■ **WHAT YOU NEED TO DO**:
Reading down the listing below, count the lines where the word "name" shows up, then give only that count.

■ **DATA PROVIDED**:
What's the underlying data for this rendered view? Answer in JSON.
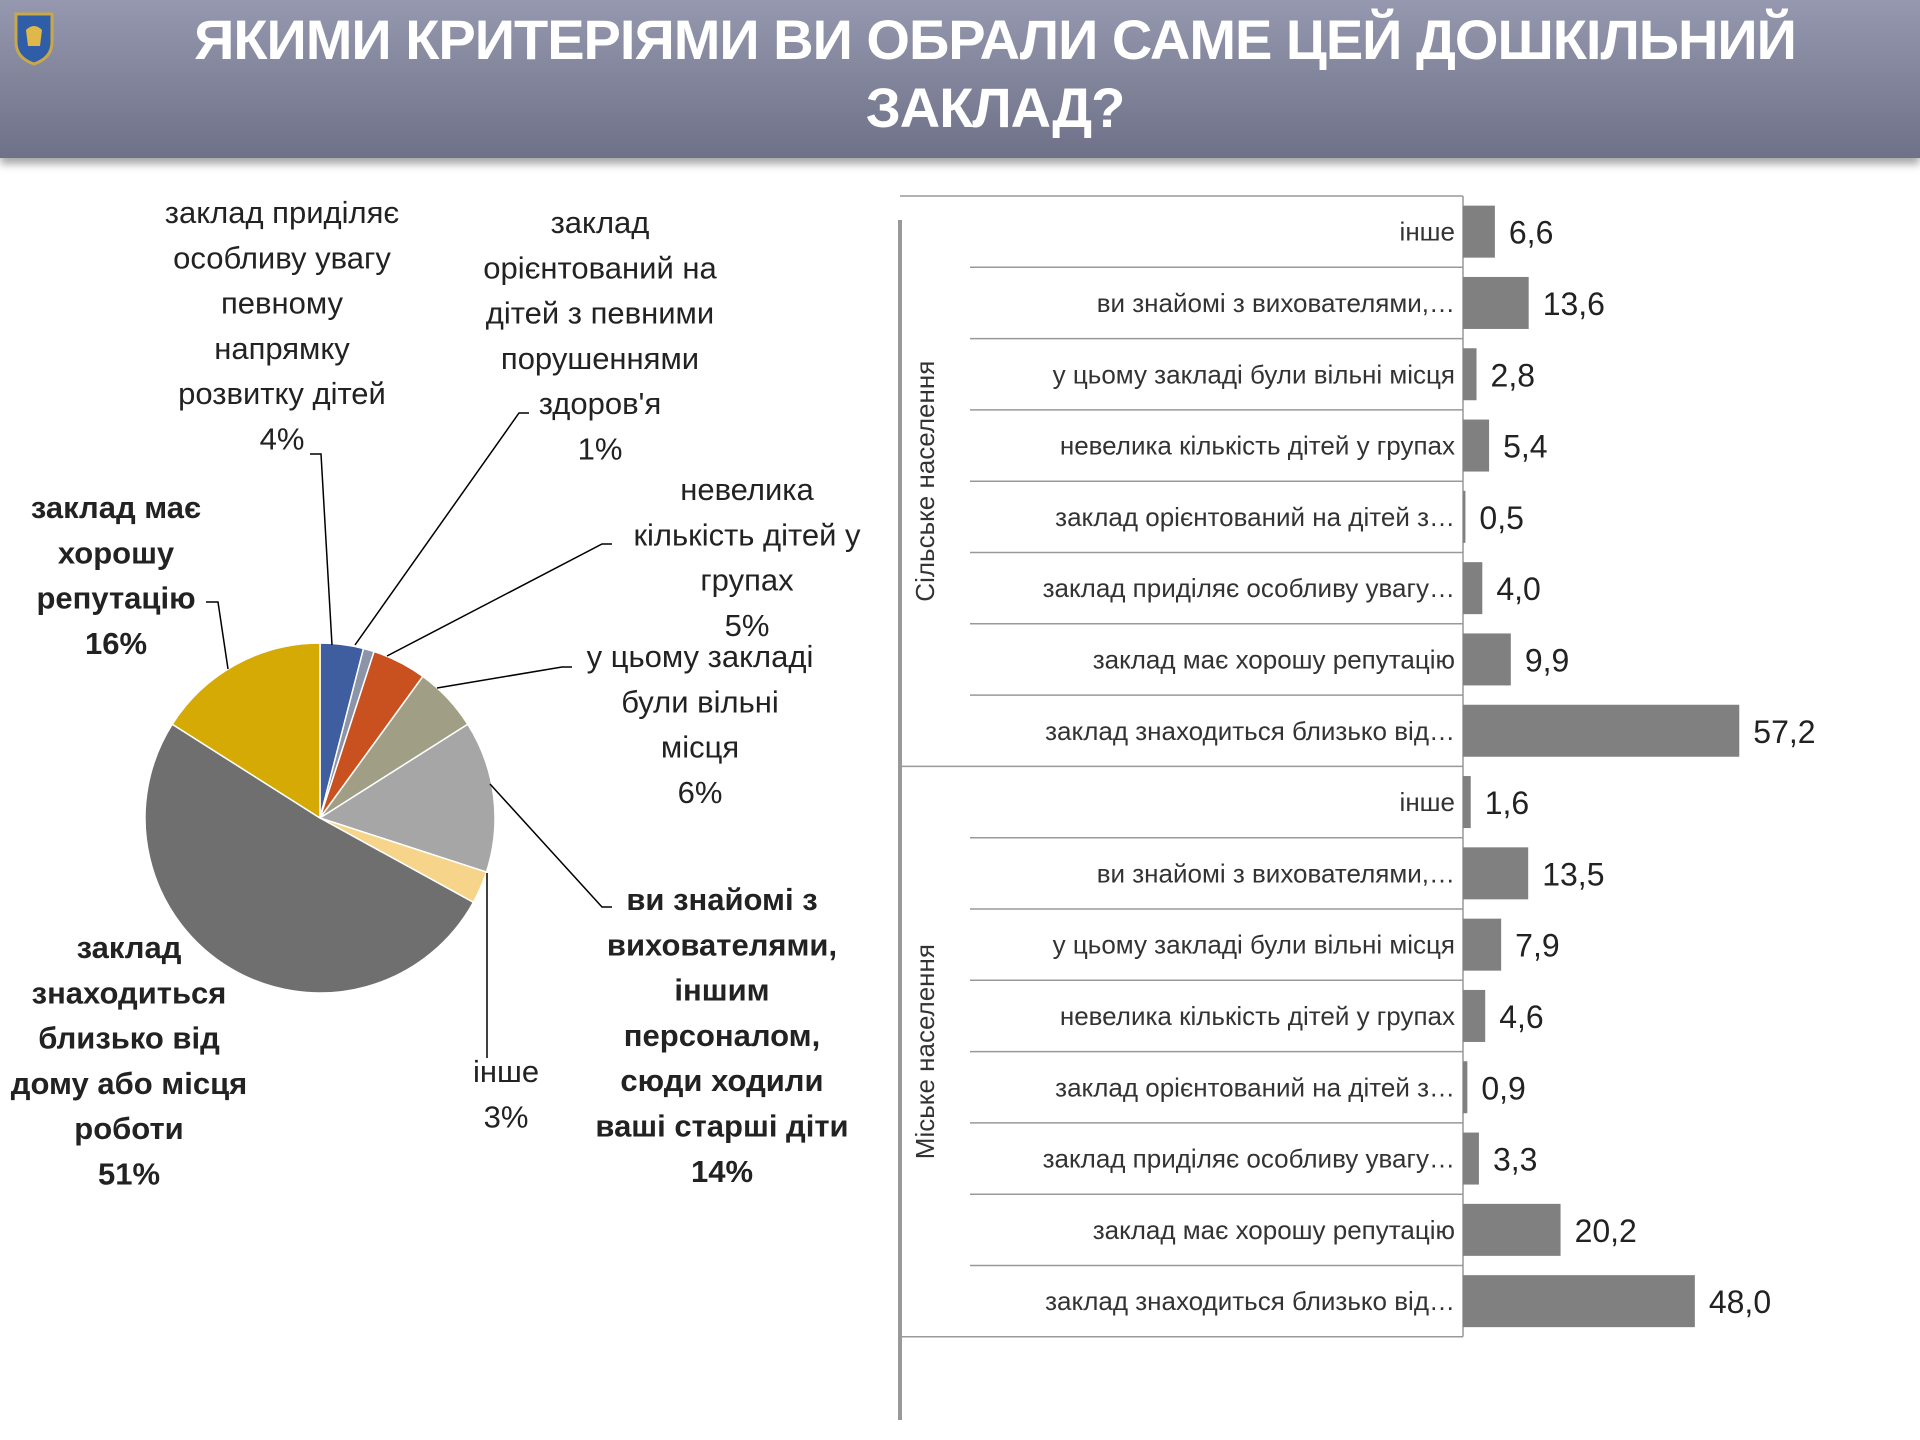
{
  "header": {
    "title": "ЯКИМИ КРИТЕРІЯМИ ВИ ОБРАЛИ САМЕ ЦЕЙ ДОШКІЛЬНИЙ ЗАКЛАД?"
  },
  "chart_data": [
    {
      "type": "pie",
      "title": "",
      "start": "top",
      "direction": "clockwise",
      "slices": [
        {
          "label": [
            "заклад приділяє",
            "особливу увагу",
            "певному",
            "напрямку",
            "розвитку дітей",
            "4%"
          ],
          "value": 4,
          "color": "#3e5ea0",
          "bold": false
        },
        {
          "label": [
            "заклад",
            "орієнтований на",
            "дітей з певними",
            "порушеннями",
            "здоров'я",
            "1%"
          ],
          "value": 1,
          "color": "#8c95a8",
          "bold": false
        },
        {
          "label": [
            "невелика",
            "кількість дітей у",
            "групах",
            "5%"
          ],
          "value": 5,
          "color": "#c9501f",
          "bold": false
        },
        {
          "label": [
            "у цьому закладі",
            "були вільні",
            "місця",
            "6%"
          ],
          "value": 6,
          "color": "#a09f86",
          "bold": false
        },
        {
          "label": [
            "ви знайомі з",
            "вихователями,",
            "іншим",
            "персоналом,",
            "сюди ходили",
            "ваші старші діти",
            "14%"
          ],
          "value": 14,
          "color": "#a6a6a6",
          "bold": true
        },
        {
          "label": [
            "інше",
            "3%"
          ],
          "value": 3,
          "color": "#f6d48a",
          "bold": false
        },
        {
          "label": [
            "заклад",
            "знаходиться",
            "близько від",
            "дому або місця",
            "роботи",
            "51%"
          ],
          "value": 51,
          "color": "#6f6f6f",
          "bold": true
        },
        {
          "label": [
            "заклад має",
            "хорошу",
            "репутацію",
            "16%"
          ],
          "value": 16,
          "color": "#d5aa05",
          "bold": true
        }
      ]
    },
    {
      "type": "bar",
      "orientation": "horizontal",
      "bar_color": "#808080",
      "groups": [
        {
          "name": "Сільське населення",
          "categories": [
            "інше",
            "ви знайомі з вихователями,…",
            "у цьому закладі були вільні місця",
            "невелика кількість дітей у групах",
            "заклад орієнтований на дітей з…",
            "заклад приділяє особливу увагу…",
            "заклад має хорошу репутацію",
            "заклад знаходиться близько від…"
          ],
          "values": [
            6.6,
            13.6,
            2.8,
            5.4,
            0.5,
            4.0,
            9.9,
            57.2
          ],
          "value_labels": [
            "6,6",
            "13,6",
            "2,8",
            "5,4",
            "0,5",
            "4,0",
            "9,9",
            "57,2"
          ]
        },
        {
          "name": "Міське населення",
          "categories": [
            "інше",
            "ви знайомі з вихователями,…",
            "у цьому закладі були вільні місця",
            "невелика кількість дітей у групах",
            "заклад орієнтований на дітей з…",
            "заклад приділяє особливу увагу…",
            "заклад має хорошу репутацію",
            "заклад знаходиться близько від…"
          ],
          "values": [
            1.6,
            13.5,
            7.9,
            4.6,
            0.9,
            3.3,
            20.2,
            48.0
          ],
          "value_labels": [
            "1,6",
            "13,5",
            "7,9",
            "4,6",
            "0,9",
            "3,3",
            "20,2",
            "48,0"
          ]
        }
      ]
    }
  ]
}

■ **SOLUTION TO THIS EXERCISE**:
2